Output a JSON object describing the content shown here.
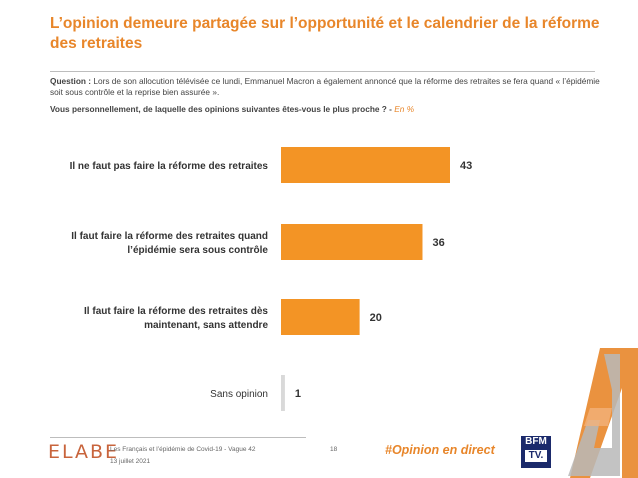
{
  "header": {
    "title": "L’opinion demeure partagée sur l’opportunité et le calendrier de la réforme des retraites"
  },
  "question": {
    "label": "Question :",
    "text": "Lors de son allocution télévisée ce lundi, Emmanuel Macron a également annoncé que la réforme des retraites se fera quand « l’épidémie soit sous contrôle et la reprise bien assurée ».",
    "subquestion": "Vous personnellement, de laquelle des opinions suivantes êtes-vous le plus proche ? -",
    "unit": "En %"
  },
  "chart_data": {
    "type": "bar",
    "orientation": "horizontal",
    "categories": [
      [
        "Il ne faut pas faire la réforme des retraites"
      ],
      [
        "Il faut faire la réforme des retraites quand",
        "l’épidémie sera sous contrôle"
      ],
      [
        "Il faut faire la réforme des retraites dès",
        "maintenant, sans attendre"
      ],
      [
        "Sans opinion"
      ]
    ],
    "values": [
      43,
      36,
      20,
      1
    ],
    "value_labels": [
      "43",
      "36",
      "20",
      "1"
    ],
    "bar_colors": [
      "#f39425",
      "#f39425",
      "#f39425",
      "#d9d9d9"
    ],
    "xlim": [
      0,
      50
    ],
    "grid": false,
    "legend": "none"
  },
  "footer": {
    "brand": "ELABE",
    "study": "Les Français et l’épidémie de Covid-19 - Vague 42",
    "date": "13 juillet 2021",
    "page": "18",
    "hashtag": "#Opinion en direct",
    "partner_top": "BFM",
    "partner_bottom": "TV."
  },
  "colors": {
    "accent": "#e8862a",
    "bar": "#f39425",
    "muted_bar": "#d9d9d9",
    "partner": "#1b2a6b"
  }
}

+ + + + + + +

What you have to do ▸ Quote every record above exactly, leaving out any pictures.

Correct response ▸
Output a JSON object describing the content shown here.
{
  "header": {
    "title": "L’opinion demeure partagée sur l’opportunité et le calendrier de la réforme des retraites"
  },
  "question": {
    "label": "Question :",
    "text": "Lors de son allocution télévisée ce lundi, Emmanuel Macron a également annoncé que la réforme des retraites se fera quand « l’épidémie soit sous contrôle et la reprise bien assurée ».",
    "subquestion": "Vous personnellement, de laquelle des opinions suivantes êtes-vous le plus proche ? -",
    "unit": "En %"
  },
  "chart_data": {
    "type": "bar",
    "orientation": "horizontal",
    "categories": [
      [
        "Il ne faut pas faire la réforme des retraites"
      ],
      [
        "Il faut faire la réforme des retraites quand",
        "l’épidémie sera sous contrôle"
      ],
      [
        "Il faut faire la réforme des retraites dès",
        "maintenant, sans attendre"
      ],
      [
        "Sans opinion"
      ]
    ],
    "values": [
      43,
      36,
      20,
      1
    ],
    "value_labels": [
      "43",
      "36",
      "20",
      "1"
    ],
    "bar_colors": [
      "#f39425",
      "#f39425",
      "#f39425",
      "#d9d9d9"
    ],
    "xlim": [
      0,
      50
    ],
    "grid": false,
    "legend": "none"
  },
  "footer": {
    "brand": "ELABE",
    "study": "Les Français et l’épidémie de Covid-19 - Vague 42",
    "date": "13 juillet 2021",
    "page": "18",
    "hashtag": "#Opinion en direct",
    "partner_top": "BFM",
    "partner_bottom": "TV."
  },
  "colors": {
    "accent": "#e8862a",
    "bar": "#f39425",
    "muted_bar": "#d9d9d9",
    "partner": "#1b2a6b"
  }
}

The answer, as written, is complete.